### DIRECTION:
Copy each of these entries line for line, with no alterations, leaving out the pictures.

### Region annotation records:
....
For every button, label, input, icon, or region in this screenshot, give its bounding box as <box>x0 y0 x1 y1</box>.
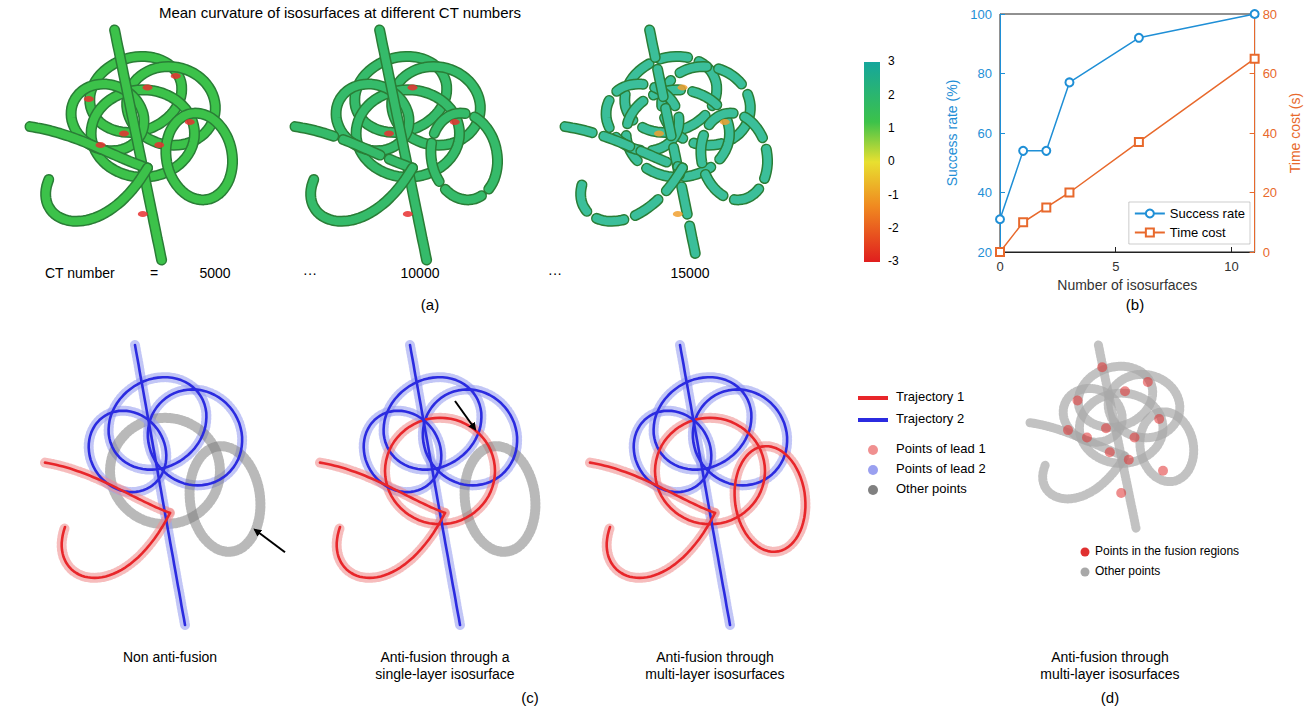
svg-text:-1: -1 <box>888 188 899 202</box>
svg-text:Anti-fusion through: Anti-fusion through <box>656 649 774 665</box>
svg-text:20: 20 <box>978 245 992 260</box>
svg-text:100: 100 <box>970 7 992 22</box>
svg-text:-2: -2 <box>888 221 899 235</box>
svg-text:80: 80 <box>1263 7 1277 22</box>
svg-text:Trajectory 1: Trajectory 1 <box>896 389 964 404</box>
svg-text:0: 0 <box>888 154 895 168</box>
svg-text:40: 40 <box>978 185 992 200</box>
svg-text:Success rate (%): Success rate (%) <box>944 80 960 187</box>
svg-text:Other points: Other points <box>1095 564 1160 578</box>
svg-text:=: = <box>150 265 158 281</box>
svg-text:10000: 10000 <box>401 265 440 281</box>
svg-text:Trajectory 2: Trajectory 2 <box>896 411 964 426</box>
svg-text:Time cost: Time cost <box>1170 225 1226 240</box>
svg-text:Points in the fusion regions: Points in the fusion regions <box>1095 544 1239 558</box>
svg-text:5000: 5000 <box>199 265 230 281</box>
svg-text:40: 40 <box>1263 126 1277 141</box>
svg-text:2: 2 <box>888 88 895 102</box>
svg-text:60: 60 <box>978 126 992 141</box>
svg-text:10: 10 <box>1224 259 1238 274</box>
svg-text:multi-layer isosurfaces: multi-layer isosurfaces <box>1040 666 1179 682</box>
svg-text:5: 5 <box>1112 259 1119 274</box>
svg-text:60: 60 <box>1263 66 1277 81</box>
svg-text:Number of isosurfaces: Number of isosurfaces <box>1057 277 1197 293</box>
svg-text:15000: 15000 <box>671 265 710 281</box>
svg-text:3: 3 <box>888 54 895 68</box>
svg-text:Mean curvature of isosurfaces: Mean curvature of isosurfaces at differe… <box>159 4 521 21</box>
svg-text:20: 20 <box>1263 185 1277 200</box>
svg-text:0: 0 <box>996 259 1003 274</box>
svg-text:Non anti-fusion: Non anti-fusion <box>123 649 217 665</box>
svg-text:CT number: CT number <box>45 265 115 281</box>
svg-text:(a): (a) <box>421 296 439 313</box>
svg-text:(b): (b) <box>1126 296 1144 313</box>
svg-text:multi-layer isosurfaces: multi-layer isosurfaces <box>645 666 784 682</box>
svg-text:Other points: Other points <box>896 481 967 496</box>
svg-text:Points of lead 1: Points of lead 1 <box>896 441 986 456</box>
svg-text:(d): (d) <box>1101 689 1119 706</box>
svg-text:0: 0 <box>1263 245 1270 260</box>
svg-text:Success rate: Success rate <box>1170 206 1245 221</box>
svg-text:Anti-fusion through a: Anti-fusion through a <box>380 649 509 665</box>
svg-text:1: 1 <box>888 121 895 135</box>
svg-text:-3: -3 <box>888 254 899 268</box>
svg-text:Anti-fusion through: Anti-fusion through <box>1051 649 1169 665</box>
svg-text:single-layer isosurface: single-layer isosurface <box>375 666 514 682</box>
svg-text:···: ··· <box>303 265 317 281</box>
svg-text:(c): (c) <box>521 689 539 706</box>
svg-text:···: ··· <box>548 265 562 281</box>
svg-text:Points of lead 2: Points of lead 2 <box>896 461 986 476</box>
svg-text:80: 80 <box>978 66 992 81</box>
svg-text:Time cost (s): Time cost (s) <box>1287 93 1303 173</box>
....
### EXPECTED OUTPUT:
For every button, label, input, icon, or region in this screenshot, give its bounding box as <box>x0 y0 x1 y1</box>.
svg-text:-1: -1 <box>888 188 899 202</box>
svg-text:Anti-fusion through: Anti-fusion through <box>656 649 774 665</box>
svg-text:20: 20 <box>978 245 992 260</box>
svg-text:100: 100 <box>970 7 992 22</box>
svg-text:-2: -2 <box>888 221 899 235</box>
svg-text:80: 80 <box>1263 7 1277 22</box>
svg-text:Trajectory 1: Trajectory 1 <box>896 389 964 404</box>
svg-text:0: 0 <box>888 154 895 168</box>
svg-text:40: 40 <box>978 185 992 200</box>
svg-text:Success rate (%): Success rate (%) <box>944 80 960 187</box>
svg-text:Other points: Other points <box>1095 564 1160 578</box>
svg-text:=: = <box>150 265 158 281</box>
svg-text:10000: 10000 <box>401 265 440 281</box>
svg-text:Trajectory 2: Trajectory 2 <box>896 411 964 426</box>
svg-text:Time cost: Time cost <box>1170 225 1226 240</box>
svg-text:Points in the fusion regions: Points in the fusion regions <box>1095 544 1239 558</box>
svg-text:5000: 5000 <box>199 265 230 281</box>
svg-text:40: 40 <box>1263 126 1277 141</box>
svg-text:2: 2 <box>888 88 895 102</box>
svg-text:60: 60 <box>978 126 992 141</box>
svg-text:10: 10 <box>1224 259 1238 274</box>
svg-text:multi-layer isosurfaces: multi-layer isosurfaces <box>1040 666 1179 682</box>
svg-text:5: 5 <box>1112 259 1119 274</box>
svg-text:60: 60 <box>1263 66 1277 81</box>
svg-text:Number of isosurfaces: Number of isosurfaces <box>1057 277 1197 293</box>
svg-text:15000: 15000 <box>671 265 710 281</box>
svg-text:3: 3 <box>888 54 895 68</box>
svg-text:Mean curvature of isosurfaces: Mean curvature of isosurfaces at differe… <box>159 4 521 21</box>
svg-text:20: 20 <box>1263 185 1277 200</box>
svg-text:0: 0 <box>996 259 1003 274</box>
svg-text:Non anti-fusion: Non anti-fusion <box>123 649 217 665</box>
svg-text:CT number: CT number <box>45 265 115 281</box>
svg-text:(a): (a) <box>421 296 439 313</box>
svg-text:(b): (b) <box>1126 296 1144 313</box>
svg-text:multi-layer isosurfaces: multi-layer isosurfaces <box>645 666 784 682</box>
svg-text:Other points: Other points <box>896 481 967 496</box>
svg-text:Points of lead 1: Points of lead 1 <box>896 441 986 456</box>
svg-text:(d): (d) <box>1101 689 1119 706</box>
svg-text:0: 0 <box>1263 245 1270 260</box>
svg-text:Success rate: Success rate <box>1170 206 1245 221</box>
svg-text:Anti-fusion through a: Anti-fusion through a <box>380 649 509 665</box>
svg-text:1: 1 <box>888 121 895 135</box>
svg-text:-3: -3 <box>888 254 899 268</box>
svg-text:Anti-fusion through: Anti-fusion through <box>1051 649 1169 665</box>
svg-text:single-layer isosurface: single-layer isosurface <box>375 666 514 682</box>
svg-text:···: ··· <box>303 265 317 281</box>
svg-text:(c): (c) <box>521 689 539 706</box>
svg-text:···: ··· <box>548 265 562 281</box>
svg-text:Points of lead 2: Points of lead 2 <box>896 461 986 476</box>
svg-text:80: 80 <box>978 66 992 81</box>
svg-text:Time cost (s): Time cost (s) <box>1287 93 1303 173</box>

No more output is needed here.